Esercizi
1 > Nel testo su Inzaghi, in quale era forse non si era mai visto un Milan così brutto?
2 > Scrivi il seguito del testo su Inzaghi e il Milan, ripartendo subito dopo la sua ultima frase.

+++ Testo

Inzaghi, un fallimento totale

Lino Dimitri è giornalista pubblicista dal 2012. Redattore di SpazioMilan.it dal settembre 2011: è sua la firma nell’editoriale del sabato. Lavora nella redazione di LecceNews24.it occupandosi di cronaca, politica, eventi e sport e collabora con news.superscommesse.it. In passato ha collaborato con Bordocampo.net, Sportmain.it e calciomessina.it.

Dall’essere l’idolo incontrastato dei tifosi al diventare bersaglio delle critiche più svariate e feroci, il passo può essere davvero breve. Lo sa bene Pippo Inzaghi che sta vivendo questa situazione in questi ultimi mesi in cui la squadra sta deludendo e sta ottenendo dei pessimi risultati. Ho sempre avuto un po’ di riserbo nel criticare uno come Pippo, senza la necessaria esperienza per far fronte ad una situazione così difficile, con una squadra modesta con cui è difficile fare i miracoli e continuo a pensare che le colpe principali siano da attribuire ad altri, a chi per esempio ha deciso di affidargli una panchina così importante e prestigiosa, esigendo da lui risultati e bel gioco senza i mezzi necessari per raggiungere questi obiettivi.

Detto questo, però, resta il fatto che un Milan così brutto, così arrendevole, così disarmante, senza cuore, senza grinta, senza anima, forse non si era mai visto nell’era Berlusconi. Quest’estate, nella sua prima conferenza da tecnico rossonero, Inzaghi non aveva parlato di obiettivi di classifica (anche se velatamente il pensiero di tornare in Europa traspariva dalle sue parole), ma aveva promesso che la squadra avrebbe sudato la maglia fino all’ultimo minuto di ogni partita e fino all’ultima goccia, che il Milan sarebbe sempre sceso in campo per aggredire gli avversari e per cercare di offrire un buon calcio e che la gente sarebbe tornata in massa a San Siro. Dopo le illusioni iniziali, ora è chiaro a tutti che questi obiettivi sono miseramente falliti ed il tifoso rossonero non può che deprimersi quando vede giocare la sua squadra del cuore.

++++++
+++ Dati forniti

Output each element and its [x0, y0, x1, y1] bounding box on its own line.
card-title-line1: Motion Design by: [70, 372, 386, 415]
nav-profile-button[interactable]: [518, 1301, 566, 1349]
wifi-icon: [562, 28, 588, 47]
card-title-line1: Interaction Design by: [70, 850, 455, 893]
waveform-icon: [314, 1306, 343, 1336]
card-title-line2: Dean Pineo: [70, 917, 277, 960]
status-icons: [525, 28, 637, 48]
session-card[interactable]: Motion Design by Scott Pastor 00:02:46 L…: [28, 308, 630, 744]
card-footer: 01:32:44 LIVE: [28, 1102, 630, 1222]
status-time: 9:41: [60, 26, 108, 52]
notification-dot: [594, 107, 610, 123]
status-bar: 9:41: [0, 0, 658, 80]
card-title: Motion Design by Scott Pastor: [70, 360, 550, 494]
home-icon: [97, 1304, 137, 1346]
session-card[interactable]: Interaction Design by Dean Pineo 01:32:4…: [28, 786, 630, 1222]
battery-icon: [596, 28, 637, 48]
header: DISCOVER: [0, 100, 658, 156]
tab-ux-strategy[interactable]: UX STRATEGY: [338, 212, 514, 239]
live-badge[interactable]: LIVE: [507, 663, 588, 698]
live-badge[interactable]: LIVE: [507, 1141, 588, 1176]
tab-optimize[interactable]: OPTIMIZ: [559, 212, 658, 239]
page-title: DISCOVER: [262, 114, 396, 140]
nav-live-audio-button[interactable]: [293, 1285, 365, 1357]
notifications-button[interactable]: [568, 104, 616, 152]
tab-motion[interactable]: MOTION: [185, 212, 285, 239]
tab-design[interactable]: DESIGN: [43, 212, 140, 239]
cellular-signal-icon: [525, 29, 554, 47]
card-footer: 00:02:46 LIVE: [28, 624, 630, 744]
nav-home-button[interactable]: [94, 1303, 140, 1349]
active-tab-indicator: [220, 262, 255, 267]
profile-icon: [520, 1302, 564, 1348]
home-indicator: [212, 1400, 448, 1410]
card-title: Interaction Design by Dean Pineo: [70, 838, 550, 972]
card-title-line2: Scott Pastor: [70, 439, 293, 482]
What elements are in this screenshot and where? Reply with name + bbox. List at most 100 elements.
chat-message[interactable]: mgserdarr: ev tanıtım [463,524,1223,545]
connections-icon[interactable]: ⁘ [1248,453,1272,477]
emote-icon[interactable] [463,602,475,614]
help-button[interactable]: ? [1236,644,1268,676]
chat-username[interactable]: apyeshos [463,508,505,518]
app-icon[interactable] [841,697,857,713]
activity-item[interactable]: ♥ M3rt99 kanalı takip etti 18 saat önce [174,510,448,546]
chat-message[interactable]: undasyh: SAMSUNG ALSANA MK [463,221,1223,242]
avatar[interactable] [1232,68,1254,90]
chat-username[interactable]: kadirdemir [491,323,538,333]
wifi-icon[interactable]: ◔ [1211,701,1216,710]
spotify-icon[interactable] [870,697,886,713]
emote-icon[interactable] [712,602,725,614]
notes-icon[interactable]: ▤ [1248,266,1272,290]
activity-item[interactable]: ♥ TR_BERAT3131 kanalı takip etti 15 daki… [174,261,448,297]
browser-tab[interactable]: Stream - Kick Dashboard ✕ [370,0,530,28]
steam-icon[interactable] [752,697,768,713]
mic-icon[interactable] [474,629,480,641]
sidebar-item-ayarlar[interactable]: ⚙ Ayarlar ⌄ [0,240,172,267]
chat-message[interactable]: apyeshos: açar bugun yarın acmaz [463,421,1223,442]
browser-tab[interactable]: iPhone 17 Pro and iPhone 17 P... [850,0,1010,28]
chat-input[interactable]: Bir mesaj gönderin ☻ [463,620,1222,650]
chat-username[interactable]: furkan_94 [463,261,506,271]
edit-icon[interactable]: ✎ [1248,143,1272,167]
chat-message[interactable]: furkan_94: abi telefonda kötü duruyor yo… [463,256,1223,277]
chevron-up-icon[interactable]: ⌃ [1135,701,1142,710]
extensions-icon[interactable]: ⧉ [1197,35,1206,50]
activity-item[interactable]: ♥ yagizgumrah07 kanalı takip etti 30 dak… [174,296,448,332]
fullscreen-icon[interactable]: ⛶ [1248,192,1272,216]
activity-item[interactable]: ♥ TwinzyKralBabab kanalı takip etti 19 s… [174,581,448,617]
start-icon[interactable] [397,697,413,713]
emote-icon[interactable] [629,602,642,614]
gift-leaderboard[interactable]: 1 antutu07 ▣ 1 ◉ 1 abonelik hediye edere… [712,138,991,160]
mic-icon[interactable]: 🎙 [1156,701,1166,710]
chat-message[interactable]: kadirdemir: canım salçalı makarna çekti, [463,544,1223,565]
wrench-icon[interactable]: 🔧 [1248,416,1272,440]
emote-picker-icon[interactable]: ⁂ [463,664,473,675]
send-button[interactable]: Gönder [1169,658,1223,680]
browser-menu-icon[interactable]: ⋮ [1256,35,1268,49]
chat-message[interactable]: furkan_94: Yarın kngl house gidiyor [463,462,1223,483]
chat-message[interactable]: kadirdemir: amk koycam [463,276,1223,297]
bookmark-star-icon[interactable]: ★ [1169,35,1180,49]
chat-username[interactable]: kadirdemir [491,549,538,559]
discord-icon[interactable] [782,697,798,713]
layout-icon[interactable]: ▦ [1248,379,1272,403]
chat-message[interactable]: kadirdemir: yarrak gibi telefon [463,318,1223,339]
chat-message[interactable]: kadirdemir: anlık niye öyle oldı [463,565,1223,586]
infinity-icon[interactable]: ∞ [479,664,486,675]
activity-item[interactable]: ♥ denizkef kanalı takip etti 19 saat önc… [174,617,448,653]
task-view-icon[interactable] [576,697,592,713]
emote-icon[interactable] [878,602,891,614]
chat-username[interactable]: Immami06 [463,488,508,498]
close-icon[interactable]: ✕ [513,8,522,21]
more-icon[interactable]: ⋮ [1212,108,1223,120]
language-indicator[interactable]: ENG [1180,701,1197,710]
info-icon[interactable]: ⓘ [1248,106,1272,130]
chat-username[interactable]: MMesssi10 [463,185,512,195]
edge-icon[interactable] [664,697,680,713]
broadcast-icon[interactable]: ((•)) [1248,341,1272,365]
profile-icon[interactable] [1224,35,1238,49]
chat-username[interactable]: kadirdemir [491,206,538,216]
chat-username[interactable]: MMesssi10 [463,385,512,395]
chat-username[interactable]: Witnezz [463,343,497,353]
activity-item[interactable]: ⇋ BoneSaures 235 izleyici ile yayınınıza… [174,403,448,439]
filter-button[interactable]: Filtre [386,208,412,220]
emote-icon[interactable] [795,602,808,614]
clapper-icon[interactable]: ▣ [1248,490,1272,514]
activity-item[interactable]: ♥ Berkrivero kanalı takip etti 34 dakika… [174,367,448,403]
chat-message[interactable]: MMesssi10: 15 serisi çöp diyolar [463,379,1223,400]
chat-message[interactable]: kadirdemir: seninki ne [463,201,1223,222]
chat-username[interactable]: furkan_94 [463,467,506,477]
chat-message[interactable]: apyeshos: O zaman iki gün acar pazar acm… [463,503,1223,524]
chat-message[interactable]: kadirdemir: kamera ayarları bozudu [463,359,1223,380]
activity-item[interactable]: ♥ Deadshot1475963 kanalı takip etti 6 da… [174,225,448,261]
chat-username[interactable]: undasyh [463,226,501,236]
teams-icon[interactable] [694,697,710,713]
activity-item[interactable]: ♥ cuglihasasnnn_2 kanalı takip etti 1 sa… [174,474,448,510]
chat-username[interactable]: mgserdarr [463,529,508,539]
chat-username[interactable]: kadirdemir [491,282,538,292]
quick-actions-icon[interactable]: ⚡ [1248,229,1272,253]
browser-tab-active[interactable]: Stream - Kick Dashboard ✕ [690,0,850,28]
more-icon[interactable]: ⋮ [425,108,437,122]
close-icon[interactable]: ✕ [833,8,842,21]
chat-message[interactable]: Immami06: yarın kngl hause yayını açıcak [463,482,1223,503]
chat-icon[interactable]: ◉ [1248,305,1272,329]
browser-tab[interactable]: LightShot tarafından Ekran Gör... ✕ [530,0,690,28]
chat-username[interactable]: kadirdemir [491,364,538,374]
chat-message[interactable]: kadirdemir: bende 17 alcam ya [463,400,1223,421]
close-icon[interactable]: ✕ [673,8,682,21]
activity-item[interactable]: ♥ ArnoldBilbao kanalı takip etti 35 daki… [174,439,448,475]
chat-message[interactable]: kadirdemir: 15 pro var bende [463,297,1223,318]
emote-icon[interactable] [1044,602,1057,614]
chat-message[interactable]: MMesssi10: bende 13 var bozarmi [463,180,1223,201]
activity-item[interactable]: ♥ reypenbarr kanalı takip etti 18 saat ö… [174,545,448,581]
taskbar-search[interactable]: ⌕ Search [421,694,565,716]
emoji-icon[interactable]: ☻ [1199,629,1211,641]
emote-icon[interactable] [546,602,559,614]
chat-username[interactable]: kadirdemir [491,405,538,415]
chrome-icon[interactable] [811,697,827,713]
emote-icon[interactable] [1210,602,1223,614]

++++++

Soluzioni
1 > Nell'era Berlusconi.

2 >
L’alibi degli infortuni in serie non può giustificare quello che è successo dall’inizio del 2015 in poi. Se ti chiami Milan non puoi farti dominare (a volte anche in casa tua) da Sassuolo, Atalanta, Torino ed Empoli. Non si è mai avuta la parvenza di una squadra titolare che abbia giocato con continuità, non c’è mai stato un gioco degno di essere considerato tale e, quando si è vinto o giocato meglio, lo si è fatto aspettando l’avversario, colpendolo in contropiede e con le invenzioni dei pochi giocatori in grado di fare la differenza (Menez e Bonaventura su tutti). Con un quadro generale così desolante è davvero difficile non mettere sul banco degli imputati anche l’allenatore.

Ci sono altri due elementi che peggiorano la situazione di Inzaghi: le dichiarazioni ai giornalisti (soprattutto quelli di ogni post partita) e le scelte tecniche, sia di formazione che di cambi durante la partita. La gestione del caso Cerci, giocatore fortemente voluto dal tecnico piacentino, è l’emblema del fallimento inzaghiano. Il “ci può stare soffrire in casa con l’Empoli”, o “in casa del Chievo è difficile per tutti, ma dopo questa partita il bicchiere è mezzo pieno perché non prendiamo gol da due partite”, sono parole che fanno ancora più male al tifoso, dopo aver assistito a gare raccapriccianti. Il suo eccessivo aziendalismo e servilismo nei confronti dei “padroni”, poi, chiudono il cerchio di un’esperienza che, molto probabilmente, ha i mesi (più che i giorni) contati.